**Data entries**:

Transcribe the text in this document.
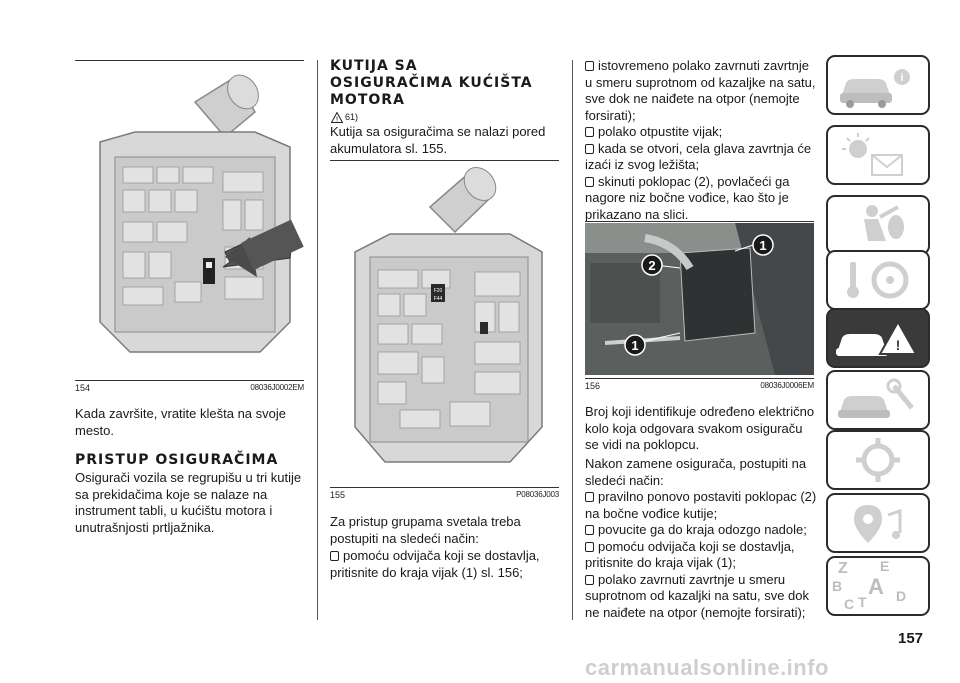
154	08036J0002EM
Kada završite, vratite klešta na svoje mesto.
PRISTUP OSIGURAČIMA
Osigurači vozila se regrupišu u tri kutije sa prekidačima koje se nalaze na instrument tabli, u kućištu motora i unutrašnjosti prtljažnika.
KUTIJA SA
OSIGURAČIMA KUĆIŠTA
MOTORA
! 61)
Kutija sa osiguračima se nalazi pored akumulatora sl. 155.
F20
F44
155	P08036J003
Za pristup grupama svetala treba postupiti na sledeći način:
pomoću odvijača koji se dostavlja, pritisnite do kraja vijak (1) sl. 156;
istovremeno polako zavrnuti zavrtnje u smeru suprotnom od kazaljke na satu, sve dok ne naiđete na otpor (nemojte forsirati);
polako otpustite vijak;
kada se otvori, cela glava zavrtnja će izaći iz svog ležišta;
skinuti poklopac (2), povlačeći ga nagore niz bočne vođice, kao što je prikazano na slici.
1
2
1
156	08036J0006EM
Broj koji identifikuje određeno električno kolo koja odgovara svakom osiguraču se vidi na poklopcu.
Nakon zamene osigurača, postupiti na sledeći način:
pravilno ponovo postaviti poklopac (2) na bočne vođice kutije;
povucite ga do kraja odozgo nadole;
pomoću odvijača koji se dostavlja, pritisnite do kraja vijak (1);
polako zavrnuti zavrtnje u smeru suprotnom od kazaljki na satu, sve dok ne naiđete na otpor (nemojte forsirati);
i
!
Z E
B A
C T D
157
carmanualsonline.info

**The problem**: Which lines above hold the word "pomoću"? Copy each of them.

**Answer to this problem**:
pomoću odvijača koji se dostavlja, pritisnite do kraja vijak (1) sl. 156;
pomoću odvijača koji se dostavlja, pritisnite do kraja vijak (1);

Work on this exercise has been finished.